[Dataset content start]

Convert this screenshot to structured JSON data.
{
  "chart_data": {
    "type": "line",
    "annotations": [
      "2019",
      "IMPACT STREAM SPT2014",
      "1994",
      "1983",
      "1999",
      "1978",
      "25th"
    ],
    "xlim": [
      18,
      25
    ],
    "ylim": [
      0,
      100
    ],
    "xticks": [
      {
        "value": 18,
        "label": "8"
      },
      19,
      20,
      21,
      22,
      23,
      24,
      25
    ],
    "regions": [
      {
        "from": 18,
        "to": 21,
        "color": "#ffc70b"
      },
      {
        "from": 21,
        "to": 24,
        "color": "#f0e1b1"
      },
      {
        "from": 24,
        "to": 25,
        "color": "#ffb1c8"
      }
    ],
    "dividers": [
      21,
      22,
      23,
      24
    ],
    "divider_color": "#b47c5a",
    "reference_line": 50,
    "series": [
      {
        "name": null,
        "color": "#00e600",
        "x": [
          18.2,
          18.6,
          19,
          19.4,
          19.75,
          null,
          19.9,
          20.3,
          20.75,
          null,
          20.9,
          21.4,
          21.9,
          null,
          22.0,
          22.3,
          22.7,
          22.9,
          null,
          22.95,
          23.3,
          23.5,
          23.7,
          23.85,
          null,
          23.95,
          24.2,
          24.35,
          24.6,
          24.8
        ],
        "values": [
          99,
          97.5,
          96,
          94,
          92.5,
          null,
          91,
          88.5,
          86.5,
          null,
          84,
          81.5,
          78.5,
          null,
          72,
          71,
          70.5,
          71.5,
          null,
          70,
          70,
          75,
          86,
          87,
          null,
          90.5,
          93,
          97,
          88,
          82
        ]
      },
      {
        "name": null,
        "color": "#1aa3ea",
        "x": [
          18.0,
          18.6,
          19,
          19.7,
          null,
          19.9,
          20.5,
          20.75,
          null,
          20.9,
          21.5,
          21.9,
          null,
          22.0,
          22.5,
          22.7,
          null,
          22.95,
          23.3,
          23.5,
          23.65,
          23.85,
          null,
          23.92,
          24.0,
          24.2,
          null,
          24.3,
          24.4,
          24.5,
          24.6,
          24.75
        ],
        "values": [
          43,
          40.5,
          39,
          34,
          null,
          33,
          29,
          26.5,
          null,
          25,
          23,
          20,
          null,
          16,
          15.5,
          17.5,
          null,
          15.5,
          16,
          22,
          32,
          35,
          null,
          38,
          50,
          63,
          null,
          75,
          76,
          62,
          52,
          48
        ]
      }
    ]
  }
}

[Dataset content end]

:: What is asked ::
Write out the entries in full, exactly as given.

:: Result of the task ::
Convert this screenshot to structured JSON data.
{
  "chart_data": {
    "type": "line",
    "annotations": [
      "2019",
      "IMPACT STREAM SPT2014",
      "1994",
      "1983",
      "1999",
      "1978",
      "25th"
    ],
    "xlim": [
      18,
      25
    ],
    "ylim": [
      0,
      100
    ],
    "xticks": [
      {
        "value": 18,
        "label": "8"
      },
      19,
      20,
      21,
      22,
      23,
      24,
      25
    ],
    "regions": [
      {
        "from": 18,
        "to": 21,
        "color": "#ffc70b"
      },
      {
        "from": 21,
        "to": 24,
        "color": "#f0e1b1"
      },
      {
        "from": 24,
        "to": 25,
        "color": "#ffb1c8"
      }
    ],
    "dividers": [
      21,
      22,
      23,
      24
    ],
    "divider_color": "#b47c5a",
    "reference_line": 50,
    "series": [
      {
        "name": null,
        "color": "#00e600",
        "x": [
          18.2,
          18.6,
          19,
          19.4,
          19.75,
          null,
          19.9,
          20.3,
          20.75,
          null,
          20.9,
          21.4,
          21.9,
          null,
          22.0,
          22.3,
          22.7,
          22.9,
          null,
          22.95,
          23.3,
          23.5,
          23.7,
          23.85,
          null,
          23.95,
          24.2,
          24.35,
          24.6,
          24.8
        ],
        "values": [
          99,
          97.5,
          96,
          94,
          92.5,
          null,
          91,
          88.5,
          86.5,
          null,
          84,
          81.5,
          78.5,
          null,
          72,
          71,
          70.5,
          71.5,
          null,
          70,
          70,
          75,
          86,
          87,
          null,
          90.5,
          93,
          97,
          88,
          82
        ]
      },
      {
        "name": null,
        "color": "#1aa3ea",
        "x": [
          18.0,
          18.6,
          19,
          19.7,
          null,
          19.9,
          20.5,
          20.75,
          null,
          20.9,
          21.5,
          21.9,
          null,
          22.0,
          22.5,
          22.7,
          null,
          22.95,
          23.3,
          23.5,
          23.65,
          23.85,
          null,
          23.92,
          24.0,
          24.2,
          null,
          24.3,
          24.4,
          24.5,
          24.6,
          24.75
        ],
        "values": [
          43,
          40.5,
          39,
          34,
          null,
          33,
          29,
          26.5,
          null,
          25,
          23,
          20,
          null,
          16,
          15.5,
          17.5,
          null,
          15.5,
          16,
          22,
          32,
          35,
          null,
          38,
          50,
          63,
          null,
          75,
          76,
          62,
          52,
          48
        ]
      }
    ]
  }
}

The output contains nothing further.